* **DO THIS**
An exact reproduction of the records is required, with all images left out.

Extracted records
* * *

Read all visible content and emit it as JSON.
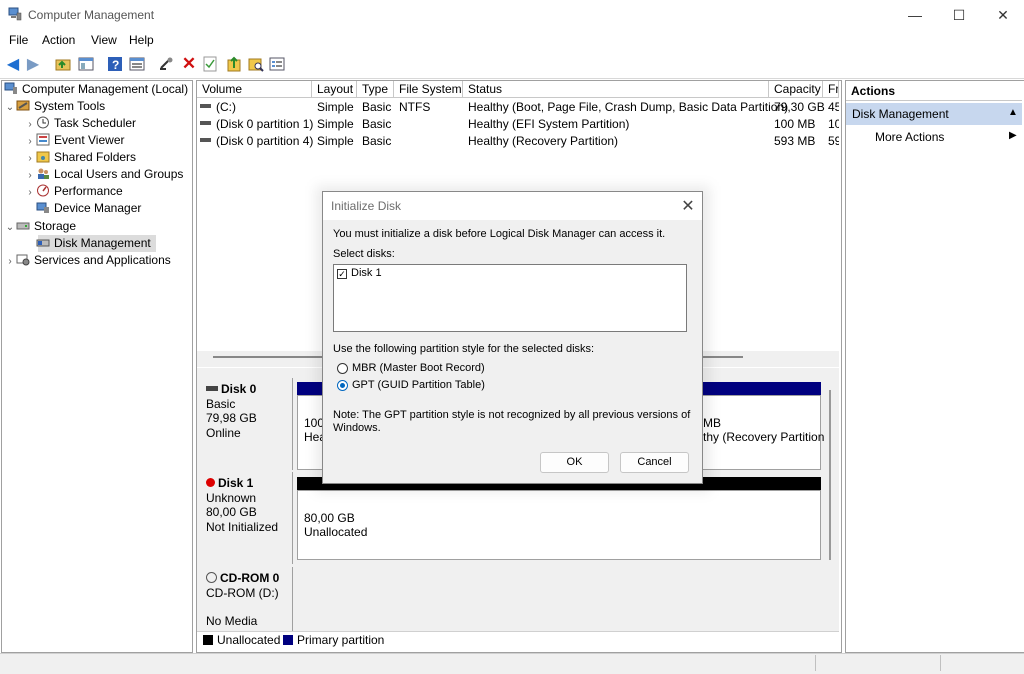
{
  "window": {
    "title": "Computer Management",
    "controls": {
      "minimize": "—",
      "maximize": "☐",
      "close": "✕"
    }
  },
  "menu": [
    "File",
    "Action",
    "View",
    "Help"
  ],
  "toolbar_icons": [
    "back-arrow-icon",
    "forward-arrow-icon",
    "up-folder-icon",
    "show-hide-console-tree-icon",
    "help-icon",
    "properties-icon",
    "connect-icon",
    "delete-icon",
    "check-icon",
    "export-icon",
    "folder-search-icon",
    "list-icon"
  ],
  "tree": {
    "root": "Computer Management (Local)",
    "system_tools": "System Tools",
    "task_scheduler": "Task Scheduler",
    "event_viewer": "Event Viewer",
    "shared_folders": "Shared Folders",
    "local_users": "Local Users and Groups",
    "performance": "Performance",
    "device_manager": "Device Manager",
    "storage": "Storage",
    "disk_management": "Disk Management",
    "services": "Services and Applications"
  },
  "volumes": {
    "headers": [
      "Volume",
      "Layout",
      "Type",
      "File System",
      "Status",
      "Capacity",
      "Fr"
    ],
    "rows": [
      {
        "volume": "(C:)",
        "layout": "Simple",
        "type": "Basic",
        "fs": "NTFS",
        "status": "Healthy (Boot, Page File, Crash Dump, Basic Data Partition)",
        "capacity": "79,30 GB",
        "free": "45"
      },
      {
        "volume": "(Disk 0 partition 1)",
        "layout": "Simple",
        "type": "Basic",
        "fs": "",
        "status": "Healthy (EFI System Partition)",
        "capacity": "100 MB",
        "free": "10"
      },
      {
        "volume": "(Disk 0 partition 4)",
        "layout": "Simple",
        "type": "Basic",
        "fs": "",
        "status": "Healthy (Recovery Partition)",
        "capacity": "593 MB",
        "free": "59"
      }
    ]
  },
  "disks": {
    "disk0": {
      "name": "Disk 0",
      "kind": "Basic",
      "size": "79,98 GB",
      "state": "Online",
      "part_left_1": "100",
      "part_left_2": "Hea",
      "part_right_1": "MB",
      "part_right_2": "thy (Recovery Partition"
    },
    "disk1": {
      "name": "Disk 1",
      "kind": "Unknown",
      "size": "80,00 GB",
      "state": "Not Initialized",
      "part_size": "80,00 GB",
      "part_state": "Unallocated"
    },
    "cdrom": {
      "name": "CD-ROM 0",
      "drive": "CD-ROM (D:)",
      "media": "No Media"
    }
  },
  "legend": {
    "unallocated": "Unallocated",
    "primary": "Primary partition",
    "unallocated_color": "#000000",
    "primary_color": "#00007f"
  },
  "actions": {
    "header": "Actions",
    "section": "Disk Management",
    "more": "More Actions"
  },
  "dialog": {
    "title": "Initialize Disk",
    "message": "You must initialize a disk before Logical Disk Manager can access it.",
    "select_label": "Select disks:",
    "disks": [
      {
        "label": "Disk 1",
        "checked": true
      }
    ],
    "style_label": "Use the following partition style for the selected disks:",
    "options": [
      {
        "label": "MBR (Master Boot Record)",
        "selected": false
      },
      {
        "label": "GPT (GUID Partition Table)",
        "selected": true
      }
    ],
    "note_1": "Note: The GPT partition style is not recognized by all previous versions of",
    "note_2": "Windows.",
    "ok": "OK",
    "cancel": "Cancel"
  }
}
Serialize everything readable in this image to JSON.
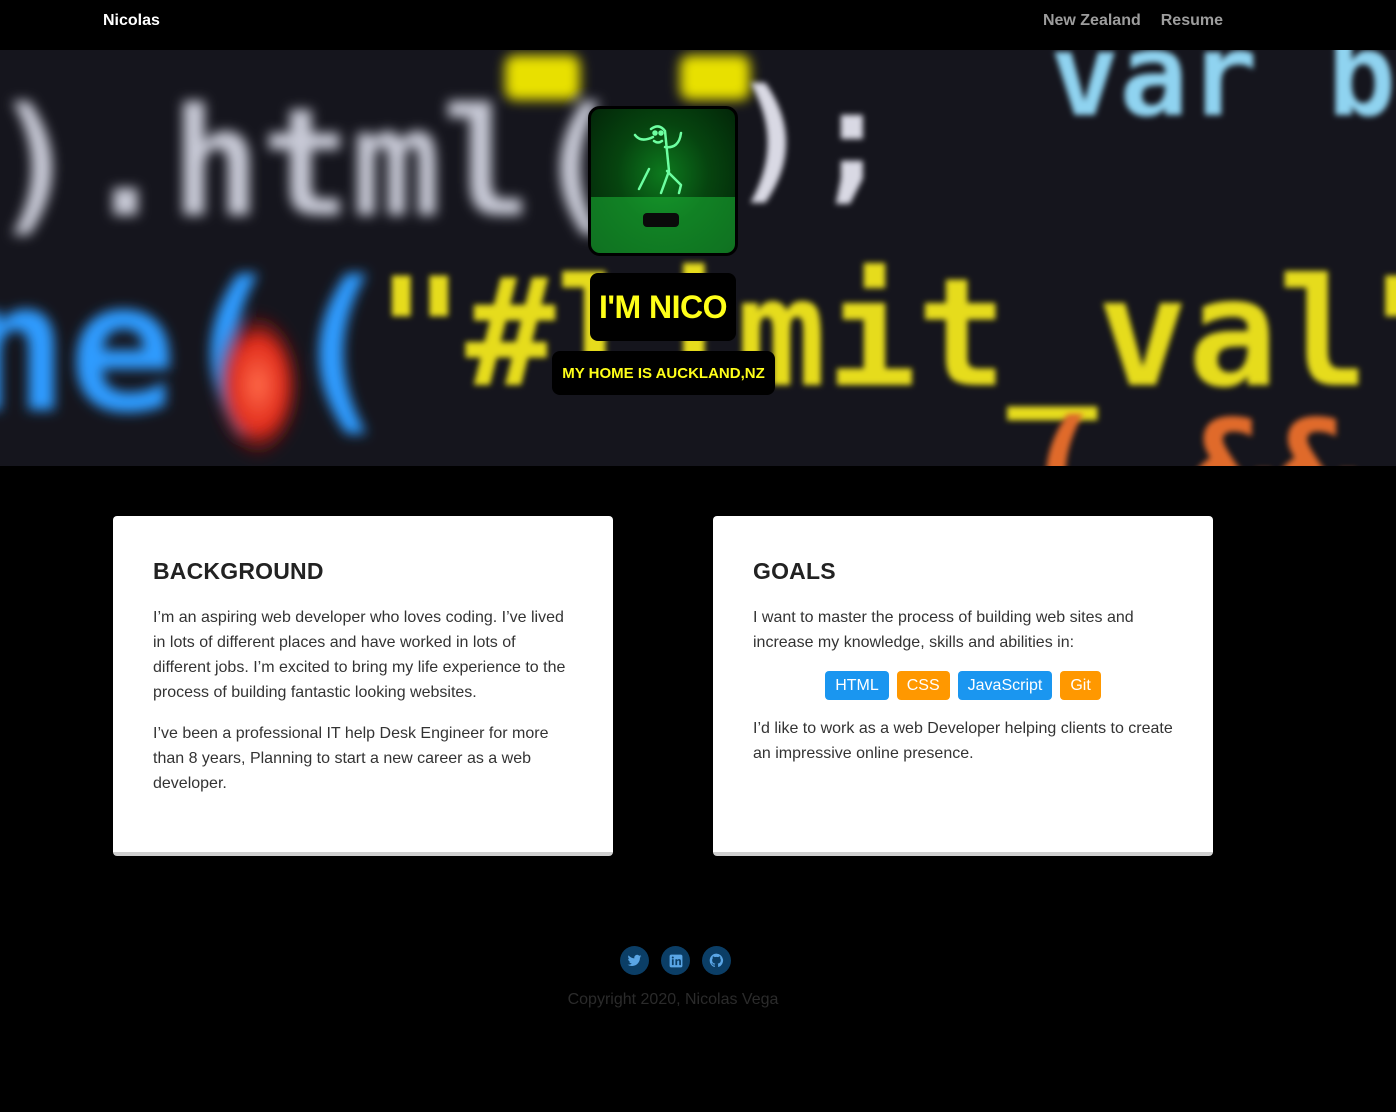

* * *

* **COMPLETE ANSWER**
Read all visible content and emit it as JSON.
{
  "window": {
    "title": "Computer Management",
    "controls": {
      "minimize": "—",
      "maximize": "☐",
      "close": "✕"
    }
  },
  "menu": [
    "File",
    "Action",
    "View",
    "Help"
  ],
  "toolbar_icons": [
    "back-arrow-icon",
    "forward-arrow-icon",
    "up-folder-icon",
    "show-hide-console-tree-icon",
    "help-icon",
    "properties-icon",
    "connect-icon",
    "delete-icon",
    "check-icon",
    "export-icon",
    "folder-search-icon",
    "list-icon"
  ],
  "tree": {
    "root": "Computer Management (Local)",
    "system_tools": "System Tools",
    "task_scheduler": "Task Scheduler",
    "event_viewer": "Event Viewer",
    "shared_folders": "Shared Folders",
    "local_users": "Local Users and Groups",
    "performance": "Performance",
    "device_manager": "Device Manager",
    "storage": "Storage",
    "disk_management": "Disk Management",
    "services": "Services and Applications"
  },
  "volumes": {
    "headers": [
      "Volume",
      "Layout",
      "Type",
      "File System",
      "Status",
      "Capacity",
      "Fr"
    ],
    "rows": [
      {
        "volume": "(C:)",
        "layout": "Simple",
        "type": "Basic",
        "fs": "NTFS",
        "status": "Healthy (Boot, Page File, Crash Dump, Basic Data Partition)",
        "capacity": "79,30 GB",
        "free": "45"
      },
      {
        "volume": "(Disk 0 partition 1)",
        "layout": "Simple",
        "type": "Basic",
        "fs": "",
        "status": "Healthy (EFI System Partition)",
        "capacity": "100 MB",
        "free": "10"
      },
      {
        "volume": "(Disk 0 partition 4)",
        "layout": "Simple",
        "type": "Basic",
        "fs": "",
        "status": "Healthy (Recovery Partition)",
        "capacity": "593 MB",
        "free": "59"
      }
    ]
  },
  "disks": {
    "disk0": {
      "name": "Disk 0",
      "kind": "Basic",
      "size": "79,98 GB",
      "state": "Online",
      "part_left_1": "100",
      "part_left_2": "Hea",
      "part_right_1": "MB",
      "part_right_2": "thy (Recovery Partition"
    },
    "disk1": {
      "name": "Disk 1",
      "kind": "Unknown",
      "size": "80,00 GB",
      "state": "Not Initialized",
      "part_size": "80,00 GB",
      "part_state": "Unallocated"
    },
    "cdrom": {
      "name": "CD-ROM 0",
      "drive": "CD-ROM (D:)",
      "media": "No Media"
    }
  },
  "legend": {
    "unallocated": "Unallocated",
    "primary": "Primary partition",
    "unallocated_color": "#000000",
    "primary_color": "#00007f"
  },
  "actions": {
    "header": "Actions",
    "section": "Disk Management",
    "more": "More Actions"
  },
  "dialog": {
    "title": "Initialize Disk",
    "message": "You must initialize a disk before Logical Disk Manager can access it.",
    "select_label": "Select disks:",
    "disks": [
      {
        "label": "Disk 1",
        "checked": true
      }
    ],
    "style_label": "Use the following partition style for the selected disks:",
    "options": [
      {
        "label": "MBR (Master Boot Record)",
        "selected": false
      },
      {
        "label": "GPT (GUID Partition Table)",
        "selected": true
      }
    ],
    "note_1": "Note: The GPT partition style is not recognized by all previous versions of",
    "note_2": "Windows.",
    "ok": "OK",
    "cancel": "Cancel"
  }
}
Serialize everything readable in this image to JSON.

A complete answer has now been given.